==== EXCERPTED RECORDS

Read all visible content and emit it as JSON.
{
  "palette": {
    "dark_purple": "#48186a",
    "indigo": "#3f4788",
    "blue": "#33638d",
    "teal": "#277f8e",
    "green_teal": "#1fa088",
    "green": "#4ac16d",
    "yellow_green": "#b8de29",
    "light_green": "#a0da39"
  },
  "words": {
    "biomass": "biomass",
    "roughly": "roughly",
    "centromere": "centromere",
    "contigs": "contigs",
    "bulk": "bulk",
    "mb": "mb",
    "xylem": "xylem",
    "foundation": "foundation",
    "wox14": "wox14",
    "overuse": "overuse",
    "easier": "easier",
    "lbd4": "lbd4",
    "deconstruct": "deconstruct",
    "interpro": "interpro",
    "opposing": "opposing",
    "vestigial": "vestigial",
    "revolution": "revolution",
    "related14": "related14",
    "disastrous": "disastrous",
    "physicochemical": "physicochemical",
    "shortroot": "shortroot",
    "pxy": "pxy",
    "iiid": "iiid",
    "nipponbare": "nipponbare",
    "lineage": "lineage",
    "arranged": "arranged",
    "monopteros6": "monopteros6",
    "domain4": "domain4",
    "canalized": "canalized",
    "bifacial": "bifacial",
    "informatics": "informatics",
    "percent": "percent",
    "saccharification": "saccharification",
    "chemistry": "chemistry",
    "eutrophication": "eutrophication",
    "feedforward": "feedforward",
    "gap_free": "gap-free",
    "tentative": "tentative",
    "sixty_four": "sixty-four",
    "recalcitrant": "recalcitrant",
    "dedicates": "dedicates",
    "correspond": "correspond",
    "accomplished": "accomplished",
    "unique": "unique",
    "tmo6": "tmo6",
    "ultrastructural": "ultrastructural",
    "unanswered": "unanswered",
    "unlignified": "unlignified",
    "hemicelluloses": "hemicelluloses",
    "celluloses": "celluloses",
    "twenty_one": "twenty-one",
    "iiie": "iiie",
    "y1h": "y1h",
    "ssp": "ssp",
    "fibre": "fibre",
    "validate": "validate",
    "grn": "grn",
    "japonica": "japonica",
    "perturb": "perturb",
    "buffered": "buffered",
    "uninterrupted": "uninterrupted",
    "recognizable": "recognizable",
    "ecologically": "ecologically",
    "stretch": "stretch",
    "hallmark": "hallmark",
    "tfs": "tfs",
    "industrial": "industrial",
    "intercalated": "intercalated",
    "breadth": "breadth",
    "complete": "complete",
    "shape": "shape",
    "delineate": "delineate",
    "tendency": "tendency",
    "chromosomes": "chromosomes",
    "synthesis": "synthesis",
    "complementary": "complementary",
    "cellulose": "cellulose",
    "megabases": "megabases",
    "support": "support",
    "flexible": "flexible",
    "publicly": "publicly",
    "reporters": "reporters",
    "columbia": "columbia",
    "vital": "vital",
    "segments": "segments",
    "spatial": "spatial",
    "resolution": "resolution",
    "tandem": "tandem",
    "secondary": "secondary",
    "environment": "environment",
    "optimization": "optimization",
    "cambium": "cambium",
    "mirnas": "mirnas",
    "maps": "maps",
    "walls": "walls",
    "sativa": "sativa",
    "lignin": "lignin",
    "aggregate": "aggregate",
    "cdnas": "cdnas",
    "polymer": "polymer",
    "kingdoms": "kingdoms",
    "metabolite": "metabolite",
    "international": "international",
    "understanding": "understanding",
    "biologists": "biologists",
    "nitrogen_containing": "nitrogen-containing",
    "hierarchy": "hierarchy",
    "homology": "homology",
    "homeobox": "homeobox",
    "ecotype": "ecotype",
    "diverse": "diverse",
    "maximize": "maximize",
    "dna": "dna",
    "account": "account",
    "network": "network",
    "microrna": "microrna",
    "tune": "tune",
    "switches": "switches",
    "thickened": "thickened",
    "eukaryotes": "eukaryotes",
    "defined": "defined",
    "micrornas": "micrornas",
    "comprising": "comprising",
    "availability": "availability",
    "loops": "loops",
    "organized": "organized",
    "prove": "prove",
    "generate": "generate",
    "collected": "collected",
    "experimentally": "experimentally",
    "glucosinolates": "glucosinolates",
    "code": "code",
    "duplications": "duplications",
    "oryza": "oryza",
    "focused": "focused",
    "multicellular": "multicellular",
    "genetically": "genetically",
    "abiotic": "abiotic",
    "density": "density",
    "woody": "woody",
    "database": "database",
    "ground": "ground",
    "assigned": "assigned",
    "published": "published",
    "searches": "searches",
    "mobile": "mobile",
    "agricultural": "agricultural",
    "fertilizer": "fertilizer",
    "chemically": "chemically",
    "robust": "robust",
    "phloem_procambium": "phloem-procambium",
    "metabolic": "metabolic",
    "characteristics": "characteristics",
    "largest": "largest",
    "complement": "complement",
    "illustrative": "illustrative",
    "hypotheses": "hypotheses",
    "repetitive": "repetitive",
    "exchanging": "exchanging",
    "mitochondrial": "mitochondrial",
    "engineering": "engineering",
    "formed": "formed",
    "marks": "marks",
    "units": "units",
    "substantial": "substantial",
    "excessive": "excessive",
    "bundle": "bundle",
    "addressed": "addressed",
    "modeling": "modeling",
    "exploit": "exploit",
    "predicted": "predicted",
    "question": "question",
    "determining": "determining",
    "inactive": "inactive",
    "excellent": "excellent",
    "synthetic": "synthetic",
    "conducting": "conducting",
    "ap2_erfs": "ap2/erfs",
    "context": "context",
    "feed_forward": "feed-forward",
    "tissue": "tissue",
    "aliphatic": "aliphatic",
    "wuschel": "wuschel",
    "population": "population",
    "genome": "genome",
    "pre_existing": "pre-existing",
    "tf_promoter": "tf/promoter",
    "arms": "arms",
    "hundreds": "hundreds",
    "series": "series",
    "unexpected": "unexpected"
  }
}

========

● **WORK ITEM**: Retype the listing above in full, exactly as it stands.

● **PROBLEM SOLUTION**:
Read all visible content and emit it as JSON.
{
  "palette": {
    "dark_purple": "#48186a",
    "indigo": "#3f4788",
    "blue": "#33638d",
    "teal": "#277f8e",
    "green_teal": "#1fa088",
    "green": "#4ac16d",
    "yellow_green": "#b8de29",
    "light_green": "#a0da39"
  },
  "words": {
    "biomass": "biomass",
    "roughly": "roughly",
    "centromere": "centromere",
    "contigs": "contigs",
    "bulk": "bulk",
    "mb": "mb",
    "xylem": "xylem",
    "foundation": "foundation",
    "wox14": "wox14",
    "overuse": "overuse",
    "easier": "easier",
    "lbd4": "lbd4",
    "deconstruct": "deconstruct",
    "interpro": "interpro",
    "opposing": "opposing",
    "vestigial": "vestigial",
    "revolution": "revolution",
    "related14": "related14",
    "disastrous": "disastrous",
    "physicochemical": "physicochemical",
    "shortroot": "shortroot",
    "pxy": "pxy",
    "iiid": "iiid",
    "nipponbare": "nipponbare",
    "lineage": "lineage",
    "arranged": "arranged",
    "monopteros6": "monopteros6",
    "domain4": "domain4",
    "canalized": "canalized",
    "bifacial": "bifacial",
    "informatics": "informatics",
    "percent": "percent",
    "saccharification": "saccharification",
    "chemistry": "chemistry",
    "eutrophication": "eutrophication",
    "feedforward": "feedforward",
    "gap_free": "gap-free",
    "tentative": "tentative",
    "sixty_four": "sixty-four",
    "recalcitrant": "recalcitrant",
    "dedicates": "dedicates",
    "correspond": "correspond",
    "accomplished": "accomplished",
    "unique": "unique",
    "tmo6": "tmo6",
    "ultrastructural": "ultrastructural",
    "unanswered": "unanswered",
    "unlignified": "unlignified",
    "hemicelluloses": "hemicelluloses",
    "celluloses": "celluloses",
    "twenty_one": "twenty-one",
    "iiie": "iiie",
    "y1h": "y1h",
    "ssp": "ssp",
    "fibre": "fibre",
    "validate": "validate",
    "grn": "grn",
    "japonica": "japonica",
    "perturb": "perturb",
    "buffered": "buffered",
    "uninterrupted": "uninterrupted",
    "recognizable": "recognizable",
    "ecologically": "ecologically",
    "stretch": "stretch",
    "hallmark": "hallmark",
    "tfs": "tfs",
    "industrial": "industrial",
    "intercalated": "intercalated",
    "breadth": "breadth",
    "complete": "complete",
    "shape": "shape",
    "delineate": "delineate",
    "tendency": "tendency",
    "chromosomes": "chromosomes",
    "synthesis": "synthesis",
    "complementary": "complementary",
    "cellulose": "cellulose",
    "megabases": "megabases",
    "support": "support",
    "flexible": "flexible",
    "publicly": "publicly",
    "reporters": "reporters",
    "columbia": "columbia",
    "vital": "vital",
    "segments": "segments",
    "spatial": "spatial",
    "resolution": "resolution",
    "tandem": "tandem",
    "secondary": "secondary",
    "environment": "environment",
    "optimization": "optimization",
    "cambium": "cambium",
    "mirnas": "mirnas",
    "maps": "maps",
    "walls": "walls",
    "sativa": "sativa",
    "lignin": "lignin",
    "aggregate": "aggregate",
    "cdnas": "cdnas",
    "polymer": "polymer",
    "kingdoms": "kingdoms",
    "metabolite": "metabolite",
    "international": "international",
    "understanding": "understanding",
    "biologists": "biologists",
    "nitrogen_containing": "nitrogen-containing",
    "hierarchy": "hierarchy",
    "homology": "homology",
    "homeobox": "homeobox",
    "ecotype": "ecotype",
    "diverse": "diverse",
    "maximize": "maximize",
    "dna": "dna",
    "account": "account",
    "network": "network",
    "microrna": "microrna",
    "tune": "tune",
    "switches": "switches",
    "thickened": "thickened",
    "eukaryotes": "eukaryotes",
    "defined": "defined",
    "micrornas": "micrornas",
    "comprising": "comprising",
    "availability": "availability",
    "loops": "loops",
    "organized": "organized",
    "prove": "prove",
    "generate": "generate",
    "collected": "collected",
    "experimentally": "experimentally",
    "glucosinolates": "glucosinolates",
    "code": "code",
    "duplications": "duplications",
    "oryza": "oryza",
    "focused": "focused",
    "multicellular": "multicellular",
    "genetically": "genetically",
    "abiotic": "abiotic",
    "density": "density",
    "woody": "woody",
    "database": "database",
    "ground": "ground",
    "assigned": "assigned",
    "published": "published",
    "searches": "searches",
    "mobile": "mobile",
    "agricultural": "agricultural",
    "fertilizer": "fertilizer",
    "chemically": "chemically",
    "robust": "robust",
    "phloem_procambium": "phloem-procambium",
    "metabolic": "metabolic",
    "characteristics": "characteristics",
    "largest": "largest",
    "complement": "complement",
    "illustrative": "illustrative",
    "hypotheses": "hypotheses",
    "repetitive": "repetitive",
    "exchanging": "exchanging",
    "mitochondrial": "mitochondrial",
    "engineering": "engineering",
    "formed": "formed",
    "marks": "marks",
    "units": "units",
    "substantial": "substantial",
    "excessive": "excessive",
    "bundle": "bundle",
    "addressed": "addressed",
    "modeling": "modeling",
    "exploit": "exploit",
    "predicted": "predicted",
    "question": "question",
    "determining": "determining",
    "inactive": "inactive",
    "excellent": "excellent",
    "synthetic": "synthetic",
    "conducting": "conducting",
    "ap2_erfs": "ap2/erfs",
    "context": "context",
    "feed_forward": "feed-forward",
    "tissue": "tissue",
    "aliphatic": "aliphatic",
    "wuschel": "wuschel",
    "population": "population",
    "genome": "genome",
    "pre_existing": "pre-existing",
    "tf_promoter": "tf/promoter",
    "arms": "arms",
    "hundreds": "hundreds",
    "series": "series",
    "unexpected": "unexpected"
  }
}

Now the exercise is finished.